-- START OF Data for the task --

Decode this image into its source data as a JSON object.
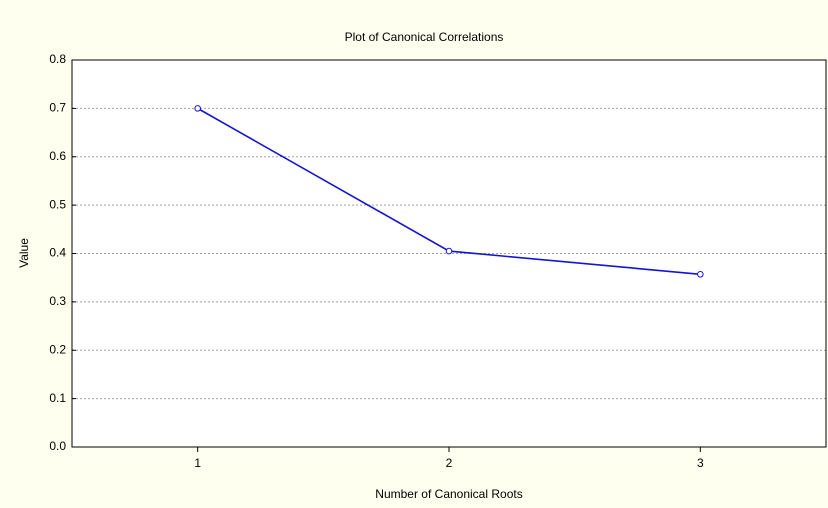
{
  "chart_data": {
    "type": "line",
    "title": "Plot of Canonical Correlations",
    "xlabel": "Number of Canonical Roots",
    "ylabel": "Value",
    "x": [
      1,
      2,
      3
    ],
    "series": [
      {
        "name": "Value",
        "color": "#1414d2",
        "values": [
          0.7,
          0.405,
          0.357
        ]
      }
    ],
    "xlim": [
      0.5,
      3.5
    ],
    "xticks": [
      1,
      2,
      3
    ],
    "ylim": [
      0,
      0.8
    ],
    "yticks": [
      {
        "value": 0,
        "label": "0.0"
      },
      0.1,
      0.2,
      0.3,
      0.4,
      0.5,
      0.6,
      0.7,
      0.8
    ],
    "grid": true
  }
}
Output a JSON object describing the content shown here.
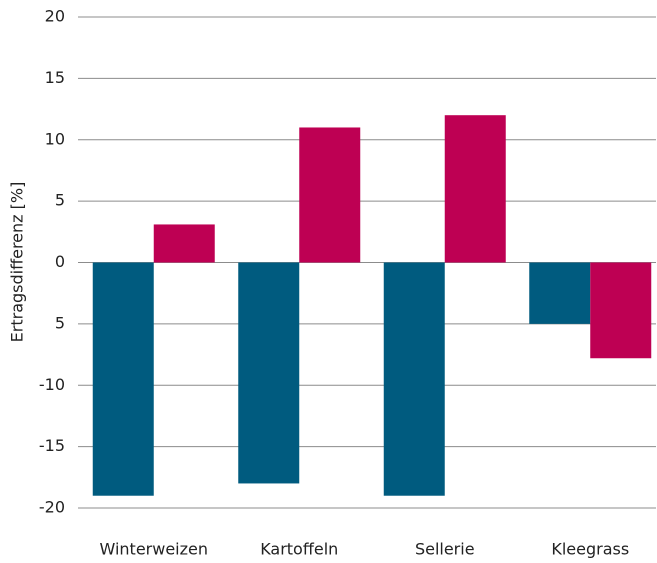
{
  "chart_data": {
    "type": "bar",
    "y_label": "Ertragsdifferenz [%]",
    "categories": [
      "Winterweizen",
      "Kartoffeln",
      "Sellerie",
      "Kleegrass"
    ],
    "series": [
      {
        "color": "#005b7f",
        "values": [
          -19,
          -18,
          -19,
          -5
        ]
      },
      {
        "color": "#be0053",
        "values": [
          3.1,
          11,
          12,
          -7.8
        ]
      }
    ],
    "ylim": [
      -20,
      20
    ],
    "yticks": [
      20,
      15,
      10,
      5,
      0,
      {
        "value": -5,
        "label": "5"
      },
      -10,
      -15,
      -20
    ],
    "grid": true
  }
}
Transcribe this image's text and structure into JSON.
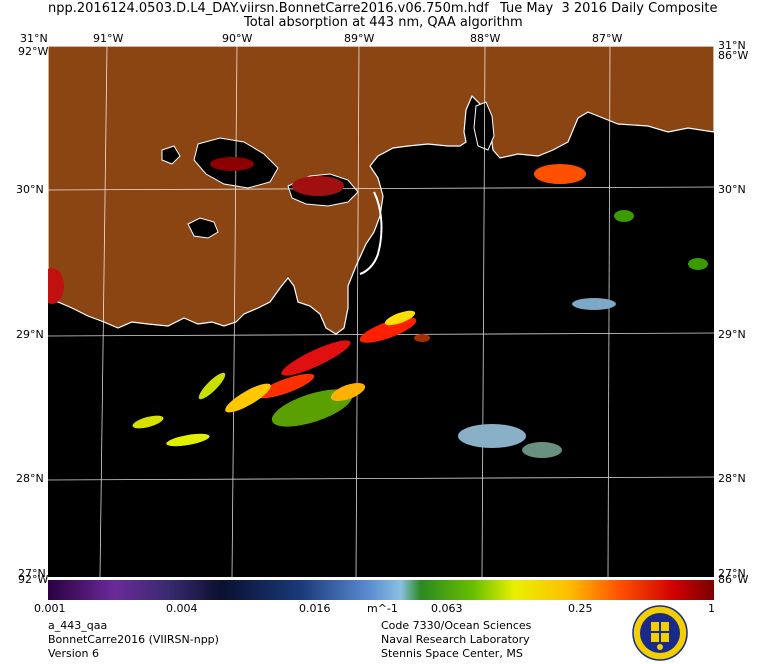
{
  "header": {
    "file_line": "npp.2016124.0503.D.L4_DAY.viirsn.BonnetCarre2016.v06.750m.hdf",
    "date_line": "Tue May  3 2016 Daily Composite",
    "product_line": "Total absorption at 443 nm, QAA algorithm"
  },
  "map": {
    "lon_labels": [
      "91°W",
      "90°W",
      "89°W",
      "88°W",
      "87°W"
    ],
    "lat_labels": [
      "30°N",
      "29°N",
      "28°N"
    ],
    "corner_top_left": "31°N",
    "corner_top_right": "31°N",
    "corner_bottom_left": "27°N",
    "corner_bottom_right": "27°N",
    "edge_w_label": "92°W",
    "edge_e_label": "86°W",
    "colors": {
      "land": "#8b4513",
      "water": "#000000",
      "coast": "#ffffff",
      "grid": "#ffffff"
    }
  },
  "colorbar": {
    "scale": "log",
    "ticks": [
      "0.001",
      "0.004",
      "0.016",
      "0.063",
      "0.25",
      "1"
    ],
    "unit": "m^-1"
  },
  "footer": {
    "left": [
      "a_443_qaa",
      "BonnetCarre2016 (VIIRSN-npp)",
      "Version 6"
    ],
    "right": [
      "Code 7330/Ocean Sciences",
      "Naval Research Laboratory",
      "Stennis Space Center, MS"
    ]
  }
}
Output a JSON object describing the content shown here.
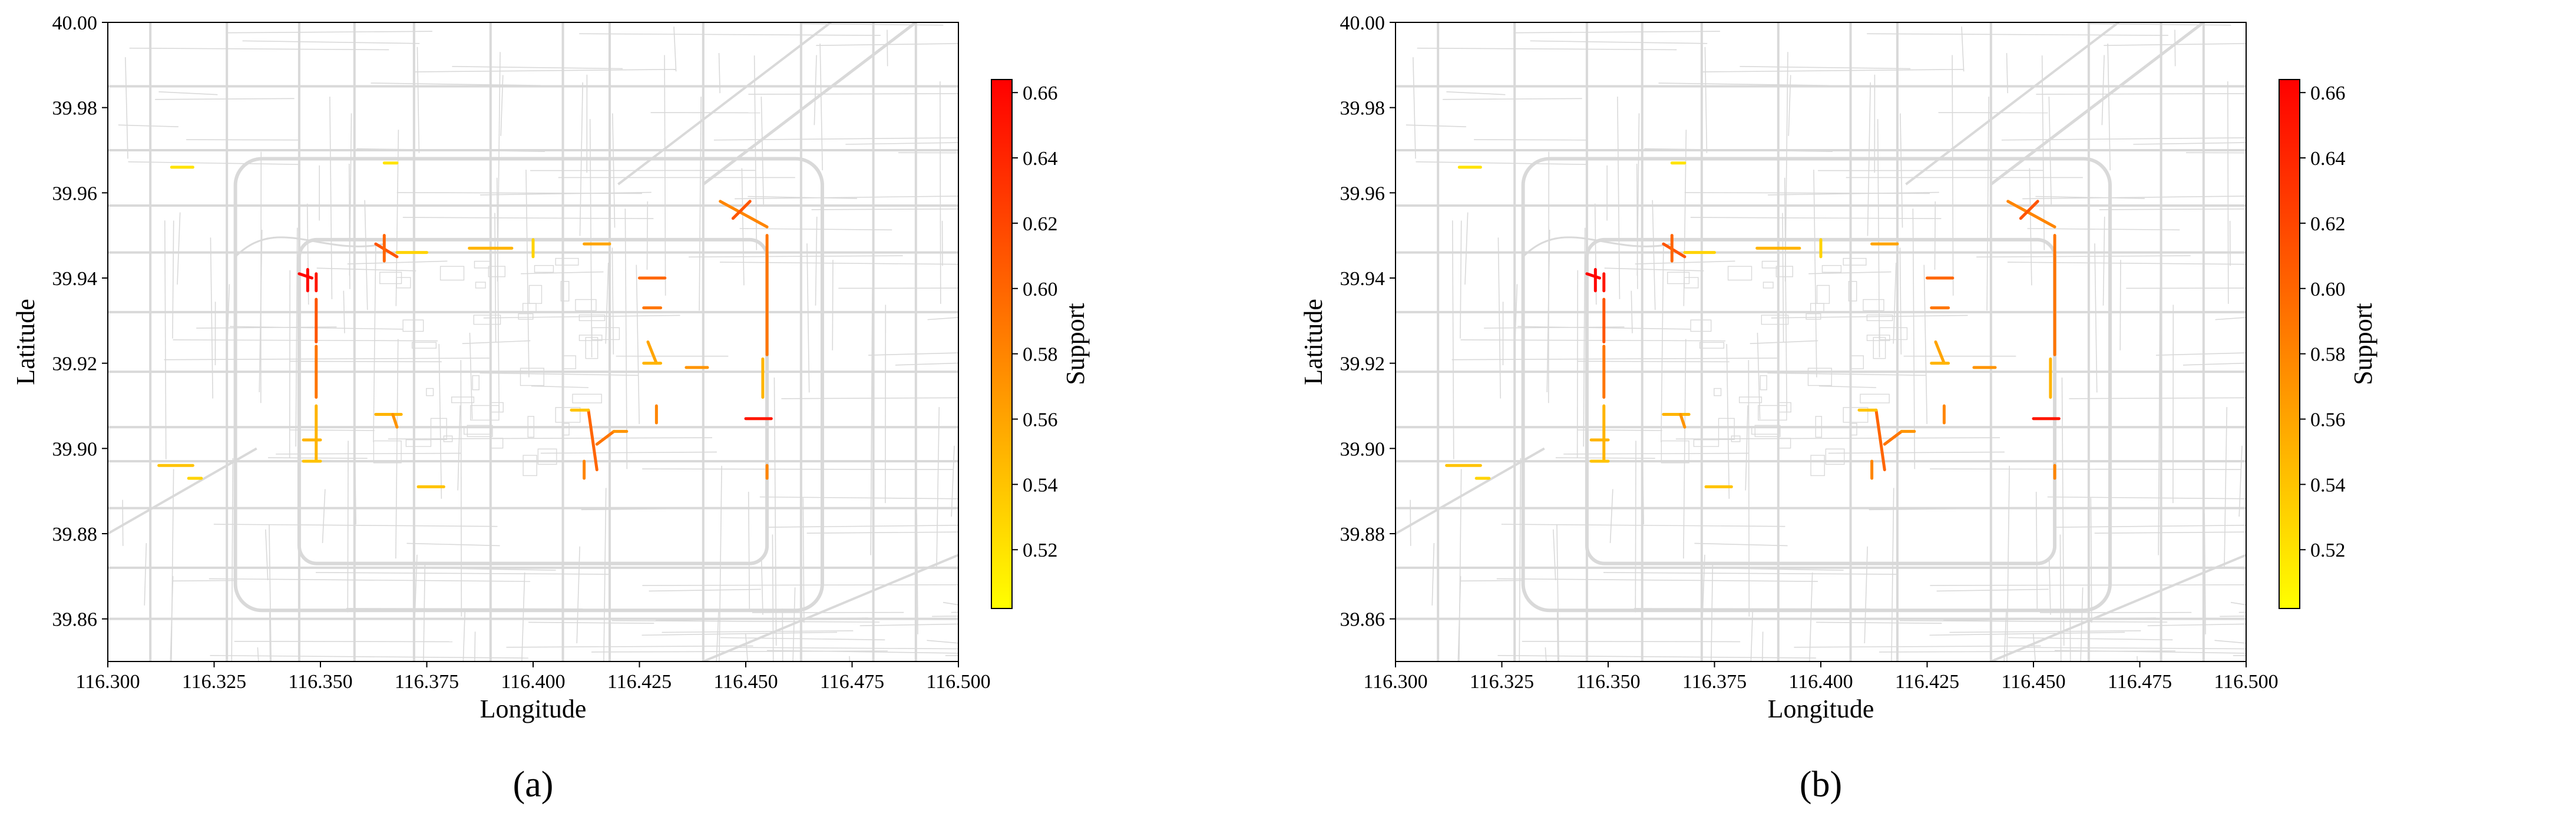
{
  "panels": [
    {
      "caption": "(a)",
      "xlabel": "Longitude",
      "ylabel": "Latitude",
      "xticks": [
        "116.300",
        "116.325",
        "116.350",
        "116.375",
        "116.400",
        "116.425",
        "116.450",
        "116.475",
        "116.500"
      ],
      "yticks": [
        "40.00",
        "39.98",
        "39.96",
        "39.94",
        "39.92",
        "39.90",
        "39.88",
        "39.86"
      ],
      "colorbar_label": "Support",
      "colorbar_ticks": [
        "0.66",
        "0.64",
        "0.62",
        "0.60",
        "0.58",
        "0.56",
        "0.54",
        "0.52"
      ],
      "colorbar_range": [
        0.502,
        0.664
      ]
    },
    {
      "caption": "(b)",
      "xlabel": "Longitude",
      "ylabel": "Latitude",
      "xticks": [
        "116.300",
        "116.325",
        "116.350",
        "116.375",
        "116.400",
        "116.425",
        "116.450",
        "116.475",
        "116.500"
      ],
      "yticks": [
        "40.00",
        "39.98",
        "39.96",
        "39.94",
        "39.92",
        "39.90",
        "39.88",
        "39.86"
      ],
      "colorbar_label": "Support",
      "colorbar_ticks": [
        "0.66",
        "0.64",
        "0.62",
        "0.60",
        "0.58",
        "0.56",
        "0.54",
        "0.52"
      ],
      "colorbar_range": [
        0.502,
        0.664
      ]
    }
  ],
  "chart_data": {
    "type": "map",
    "xlim": [
      116.3,
      116.5
    ],
    "ylim": [
      39.85,
      40.0
    ],
    "colormap": [
      "#ffff00",
      "#ff8000",
      "#ff0000"
    ],
    "basemap_color": "#d9d9d9",
    "highlighted_segments": [
      {
        "lon": [
          116.345,
          116.348
        ],
        "lat": [
          39.941,
          39.94
        ],
        "support": 0.66
      },
      {
        "lon": [
          116.347,
          116.347
        ],
        "lat": [
          39.942,
          39.937
        ],
        "support": 0.66
      },
      {
        "lon": [
          116.349,
          116.349
        ],
        "lat": [
          39.941,
          39.937
        ],
        "support": 0.65
      },
      {
        "lon": [
          116.349,
          116.349
        ],
        "lat": [
          39.935,
          39.925
        ],
        "support": 0.61
      },
      {
        "lon": [
          116.349,
          116.349
        ],
        "lat": [
          39.924,
          39.912
        ],
        "support": 0.59
      },
      {
        "lon": [
          116.349,
          116.349
        ],
        "lat": [
          39.91,
          39.897
        ],
        "support": 0.55
      },
      {
        "lon": [
          116.346,
          116.35
        ],
        "lat": [
          39.897,
          39.897
        ],
        "support": 0.54
      },
      {
        "lon": [
          116.346,
          116.35
        ],
        "lat": [
          39.902,
          39.902
        ],
        "support": 0.55
      },
      {
        "lon": [
          116.312,
          116.32
        ],
        "lat": [
          39.896,
          39.896
        ],
        "support": 0.54
      },
      {
        "lon": [
          116.319,
          116.322
        ],
        "lat": [
          39.893,
          39.893
        ],
        "support": 0.53
      },
      {
        "lon": [
          116.315,
          116.32
        ],
        "lat": [
          39.966,
          39.966
        ],
        "support": 0.52
      },
      {
        "lon": [
          116.365,
          116.368
        ],
        "lat": [
          39.967,
          39.967
        ],
        "support": 0.52
      },
      {
        "lon": [
          116.363,
          116.368
        ],
        "lat": [
          39.948,
          39.945
        ],
        "support": 0.61
      },
      {
        "lon": [
          116.365,
          116.365
        ],
        "lat": [
          39.95,
          39.944
        ],
        "support": 0.6
      },
      {
        "lon": [
          116.368,
          116.375
        ],
        "lat": [
          39.946,
          39.946
        ],
        "support": 0.53
      },
      {
        "lon": [
          116.385,
          116.395
        ],
        "lat": [
          39.947,
          39.947
        ],
        "support": 0.55
      },
      {
        "lon": [
          116.4,
          116.4
        ],
        "lat": [
          39.949,
          39.945
        ],
        "support": 0.53
      },
      {
        "lon": [
          116.412,
          116.418
        ],
        "lat": [
          39.948,
          39.948
        ],
        "support": 0.56
      },
      {
        "lon": [
          116.425,
          116.431
        ],
        "lat": [
          39.94,
          39.94
        ],
        "support": 0.6
      },
      {
        "lon": [
          116.426,
          116.43
        ],
        "lat": [
          39.933,
          39.933
        ],
        "support": 0.59
      },
      {
        "lon": [
          116.427,
          116.429
        ],
        "lat": [
          39.925,
          39.92
        ],
        "support": 0.56
      },
      {
        "lon": [
          116.426,
          116.43
        ],
        "lat": [
          39.92,
          39.92
        ],
        "support": 0.55
      },
      {
        "lon": [
          116.444,
          116.455
        ],
        "lat": [
          39.958,
          39.952
        ],
        "support": 0.58
      },
      {
        "lon": [
          116.447,
          116.451
        ],
        "lat": [
          39.954,
          39.958
        ],
        "support": 0.61
      },
      {
        "lon": [
          116.455,
          116.455
        ],
        "lat": [
          39.95,
          39.922
        ],
        "support": 0.59
      },
      {
        "lon": [
          116.454,
          116.454
        ],
        "lat": [
          39.921,
          39.912
        ],
        "support": 0.55
      },
      {
        "lon": [
          116.436,
          116.441
        ],
        "lat": [
          39.919,
          39.919
        ],
        "support": 0.57
      },
      {
        "lon": [
          116.45,
          116.456
        ],
        "lat": [
          39.907,
          39.907
        ],
        "support": 0.65
      },
      {
        "lon": [
          116.455,
          116.455
        ],
        "lat": [
          39.896,
          39.893
        ],
        "support": 0.58
      },
      {
        "lon": [
          116.413,
          116.415
        ],
        "lat": [
          39.909,
          39.895
        ],
        "support": 0.6
      },
      {
        "lon": [
          116.415,
          116.419
        ],
        "lat": [
          39.901,
          39.904
        ],
        "support": 0.59
      },
      {
        "lon": [
          116.419,
          116.422
        ],
        "lat": [
          39.904,
          39.904
        ],
        "support": 0.57
      },
      {
        "lon": [
          116.409,
          116.413
        ],
        "lat": [
          39.909,
          39.909
        ],
        "support": 0.54
      },
      {
        "lon": [
          116.412,
          116.412
        ],
        "lat": [
          39.897,
          39.893
        ],
        "support": 0.58
      },
      {
        "lon": [
          116.429,
          116.429
        ],
        "lat": [
          39.91,
          39.906
        ],
        "support": 0.58
      },
      {
        "lon": [
          116.363,
          116.369
        ],
        "lat": [
          39.908,
          39.908
        ],
        "support": 0.55
      },
      {
        "lon": [
          116.367,
          116.368
        ],
        "lat": [
          39.908,
          39.905
        ],
        "support": 0.57
      },
      {
        "lon": [
          116.373,
          116.379
        ],
        "lat": [
          39.891,
          39.891
        ],
        "support": 0.54
      }
    ]
  }
}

-- END OF Data for the task --

Problem to work on: Tally the lines of the data that hold the string "into". Answer with the number and nothing more.

Solution to this exercise: 2